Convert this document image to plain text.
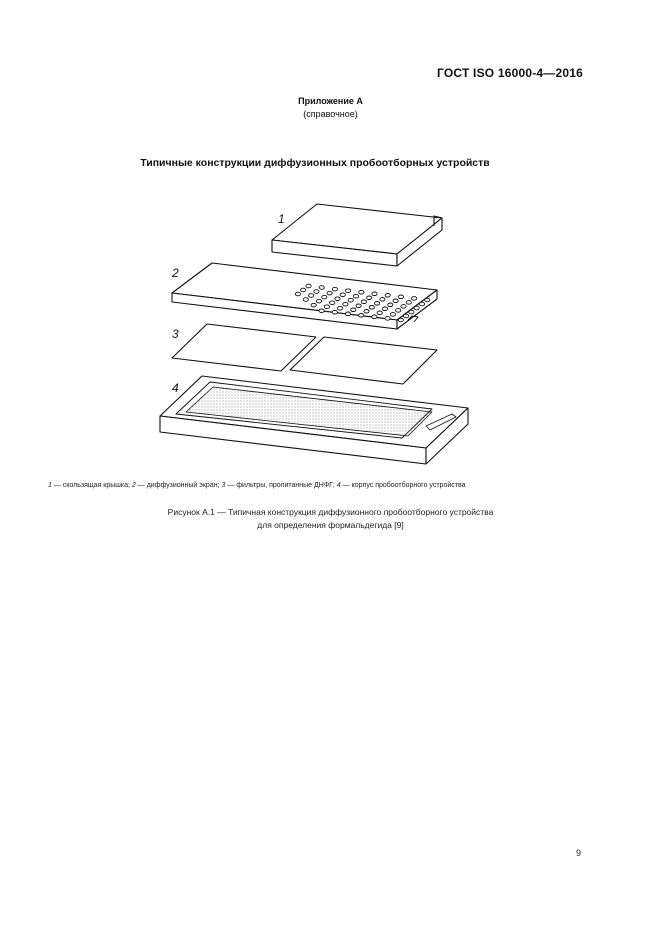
ГОСТ ISO 16000-4—2016
Приложение А
(справочное)
Типичные конструкции диффузионных пробоотборных устройств
1
2
3
4
1 — скользящая крышка; 2 — диффузионный экран; 3 — фильтры, пропитанные ДНФГ; 4 — корпус пробоотборного устройства
Рисунок А.1 — Типичная конструкция диффузионного пробоотборного устройства
для определения формальдегида [9]
9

☆ ☆ ☆ ☆ ☆

▶ What the task asks
The records above are to be quoted exactly, with all pictures left out.

▶ Correct answer
Convert this document image to plain text.
ГОСТ ISO 16000-4—2016
Приложение А
(справочное)
Типичные конструкции диффузионных пробоотборных устройств
1
2
3
4
1 — скользящая крышка; 2 — диффузионный экран; 3 — фильтры, пропитанные ДНФГ; 4 — корпус пробоотборного устройства
Рисунок А.1 — Типичная конструкция диффузионного пробоотборного устройства
для определения формальдегида [9]
9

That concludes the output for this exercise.